··· Available records ···

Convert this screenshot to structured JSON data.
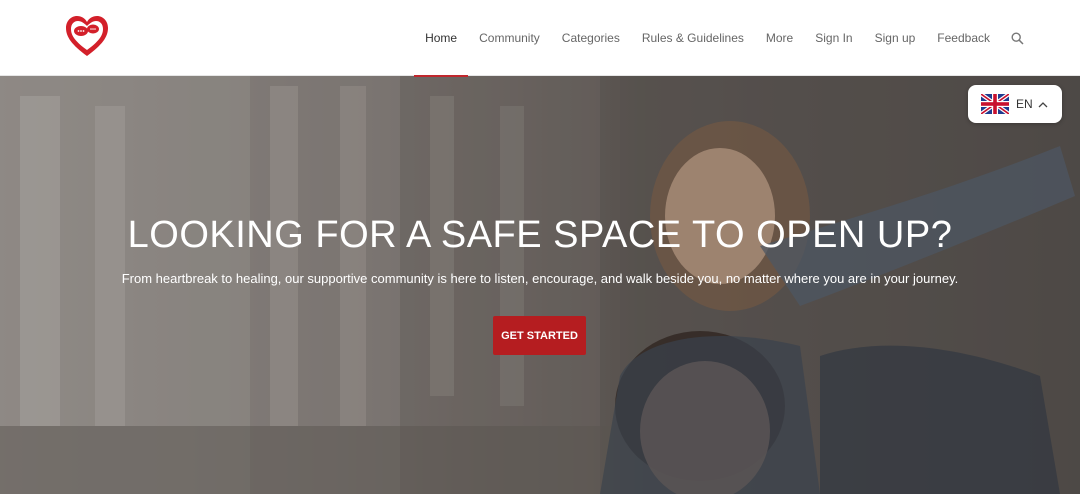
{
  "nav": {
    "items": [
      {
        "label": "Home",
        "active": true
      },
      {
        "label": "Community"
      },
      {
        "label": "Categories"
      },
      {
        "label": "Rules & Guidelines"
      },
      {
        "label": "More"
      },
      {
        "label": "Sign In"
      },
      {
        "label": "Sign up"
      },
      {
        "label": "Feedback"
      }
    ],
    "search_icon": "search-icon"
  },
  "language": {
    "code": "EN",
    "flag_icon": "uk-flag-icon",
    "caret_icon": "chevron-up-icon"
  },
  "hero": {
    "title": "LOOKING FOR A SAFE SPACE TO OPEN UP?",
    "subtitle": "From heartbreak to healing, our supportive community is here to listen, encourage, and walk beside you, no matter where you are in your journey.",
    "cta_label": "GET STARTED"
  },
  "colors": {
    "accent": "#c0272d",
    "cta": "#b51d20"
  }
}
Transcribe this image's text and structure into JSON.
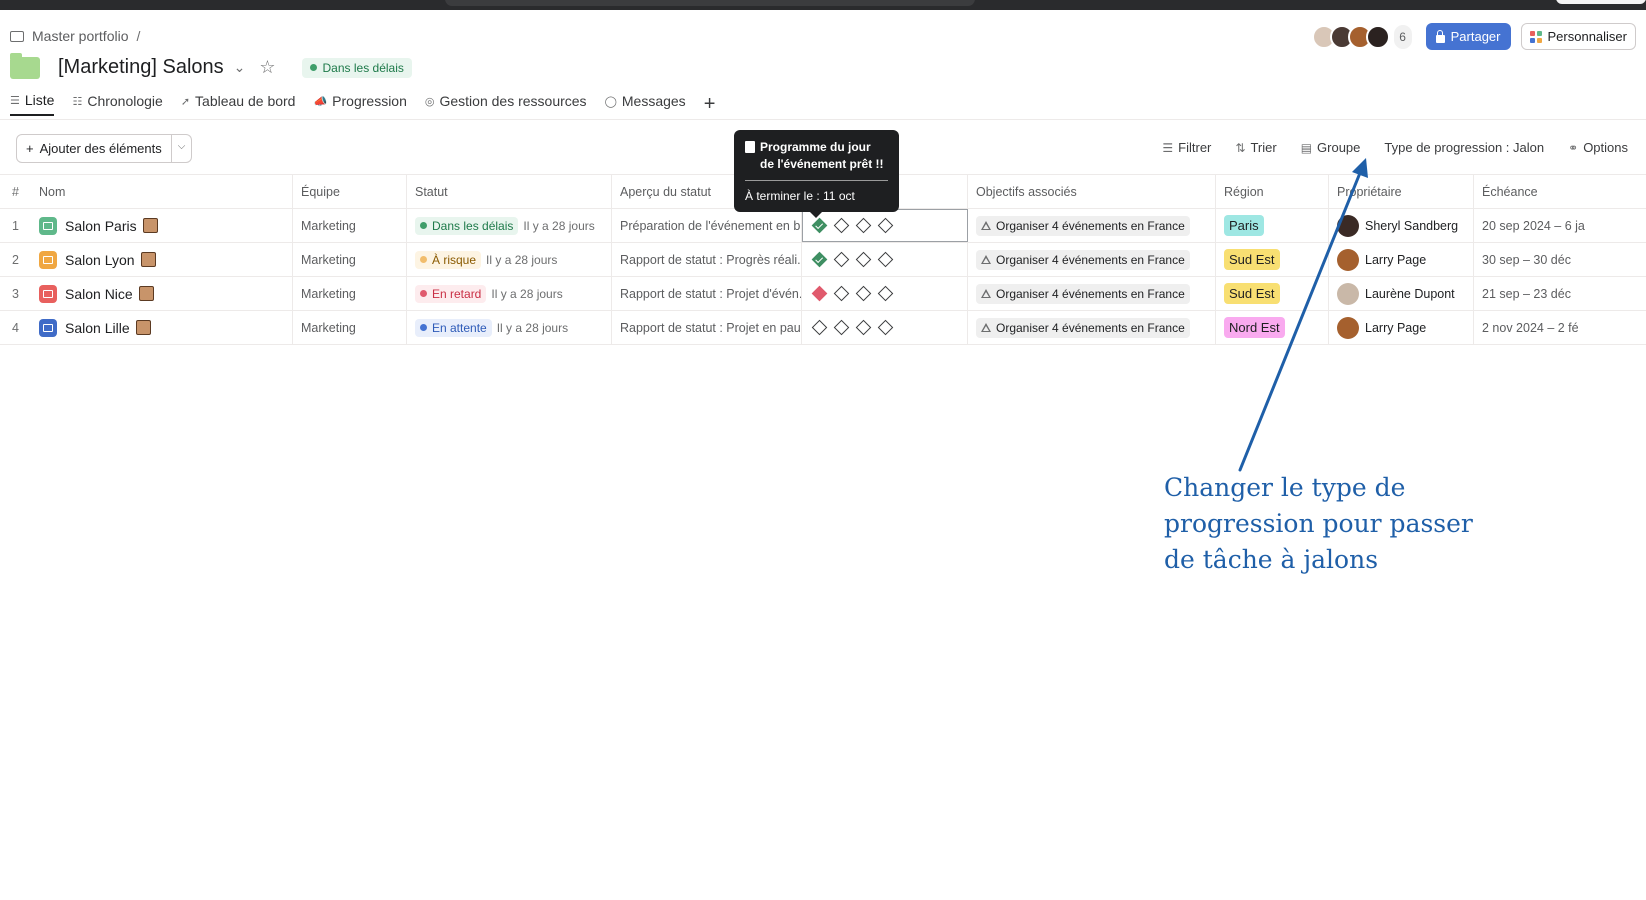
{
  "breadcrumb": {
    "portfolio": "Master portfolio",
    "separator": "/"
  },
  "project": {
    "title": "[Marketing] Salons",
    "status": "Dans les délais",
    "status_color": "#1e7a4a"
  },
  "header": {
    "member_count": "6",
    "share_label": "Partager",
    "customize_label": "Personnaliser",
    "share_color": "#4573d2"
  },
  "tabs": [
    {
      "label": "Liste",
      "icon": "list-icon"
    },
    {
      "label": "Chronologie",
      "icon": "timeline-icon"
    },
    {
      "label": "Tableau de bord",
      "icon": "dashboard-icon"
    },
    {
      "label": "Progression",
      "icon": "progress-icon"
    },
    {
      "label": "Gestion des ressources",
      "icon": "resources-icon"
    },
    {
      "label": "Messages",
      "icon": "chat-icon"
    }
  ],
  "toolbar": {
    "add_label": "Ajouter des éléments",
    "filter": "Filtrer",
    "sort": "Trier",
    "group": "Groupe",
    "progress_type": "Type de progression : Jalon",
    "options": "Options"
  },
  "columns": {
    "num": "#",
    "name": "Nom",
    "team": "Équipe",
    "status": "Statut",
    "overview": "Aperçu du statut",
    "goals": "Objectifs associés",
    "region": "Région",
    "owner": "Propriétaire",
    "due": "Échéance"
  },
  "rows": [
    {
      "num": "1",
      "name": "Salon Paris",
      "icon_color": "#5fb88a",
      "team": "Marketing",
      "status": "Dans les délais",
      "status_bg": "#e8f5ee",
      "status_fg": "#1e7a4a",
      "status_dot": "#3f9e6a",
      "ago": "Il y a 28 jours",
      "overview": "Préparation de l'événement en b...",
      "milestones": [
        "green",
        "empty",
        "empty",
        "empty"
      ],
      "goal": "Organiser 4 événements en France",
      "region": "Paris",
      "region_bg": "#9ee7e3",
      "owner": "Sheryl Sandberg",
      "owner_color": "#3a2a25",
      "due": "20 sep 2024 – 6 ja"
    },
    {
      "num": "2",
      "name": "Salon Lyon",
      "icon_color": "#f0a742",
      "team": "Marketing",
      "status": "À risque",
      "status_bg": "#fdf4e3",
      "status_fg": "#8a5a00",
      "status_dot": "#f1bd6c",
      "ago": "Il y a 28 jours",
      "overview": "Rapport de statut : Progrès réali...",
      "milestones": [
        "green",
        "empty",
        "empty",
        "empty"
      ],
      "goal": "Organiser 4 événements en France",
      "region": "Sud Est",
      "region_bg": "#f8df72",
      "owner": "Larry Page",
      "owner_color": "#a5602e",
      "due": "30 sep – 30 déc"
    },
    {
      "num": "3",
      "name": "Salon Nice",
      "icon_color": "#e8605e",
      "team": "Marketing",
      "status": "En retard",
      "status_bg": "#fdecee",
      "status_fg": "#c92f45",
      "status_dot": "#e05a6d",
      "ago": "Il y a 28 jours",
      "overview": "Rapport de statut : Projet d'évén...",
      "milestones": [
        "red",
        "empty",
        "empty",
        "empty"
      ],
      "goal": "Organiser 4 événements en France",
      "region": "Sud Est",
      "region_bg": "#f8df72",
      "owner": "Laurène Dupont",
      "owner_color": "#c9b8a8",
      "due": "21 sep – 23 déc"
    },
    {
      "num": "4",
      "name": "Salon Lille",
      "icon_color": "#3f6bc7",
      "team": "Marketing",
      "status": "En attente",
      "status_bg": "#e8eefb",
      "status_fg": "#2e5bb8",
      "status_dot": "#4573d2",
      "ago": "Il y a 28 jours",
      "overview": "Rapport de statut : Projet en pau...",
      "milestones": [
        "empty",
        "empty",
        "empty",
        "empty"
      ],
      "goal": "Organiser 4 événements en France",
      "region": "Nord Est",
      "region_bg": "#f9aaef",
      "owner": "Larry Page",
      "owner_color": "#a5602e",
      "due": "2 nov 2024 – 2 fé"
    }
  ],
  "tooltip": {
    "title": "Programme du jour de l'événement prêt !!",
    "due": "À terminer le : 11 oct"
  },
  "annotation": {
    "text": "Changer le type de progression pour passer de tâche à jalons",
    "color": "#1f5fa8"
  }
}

···

● What to produce
Count every line bearing the word "JSON"; report the total only.

● Completed task
2